Directions for this task => Search the material for "from" and show all lines that contain it.

Dataset records =>
/---

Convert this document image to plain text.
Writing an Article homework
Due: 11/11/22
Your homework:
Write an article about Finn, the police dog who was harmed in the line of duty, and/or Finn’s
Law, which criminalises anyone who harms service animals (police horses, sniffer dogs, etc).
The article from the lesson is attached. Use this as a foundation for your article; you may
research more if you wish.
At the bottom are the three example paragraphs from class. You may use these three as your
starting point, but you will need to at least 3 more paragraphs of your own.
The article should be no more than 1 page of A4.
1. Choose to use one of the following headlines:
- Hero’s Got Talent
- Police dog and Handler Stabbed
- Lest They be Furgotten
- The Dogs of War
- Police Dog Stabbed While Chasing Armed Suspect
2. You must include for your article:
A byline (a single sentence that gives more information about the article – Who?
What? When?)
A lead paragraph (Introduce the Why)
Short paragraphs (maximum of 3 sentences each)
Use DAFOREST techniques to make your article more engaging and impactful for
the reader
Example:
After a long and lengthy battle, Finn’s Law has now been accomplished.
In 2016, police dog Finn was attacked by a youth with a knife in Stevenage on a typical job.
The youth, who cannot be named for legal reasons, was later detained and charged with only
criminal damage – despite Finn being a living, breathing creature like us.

\---

Answer =>
The article from the lesson is attached. Use this as a foundation for your article; you may
At the bottom are the three example paragraphs from class. You may use these three as your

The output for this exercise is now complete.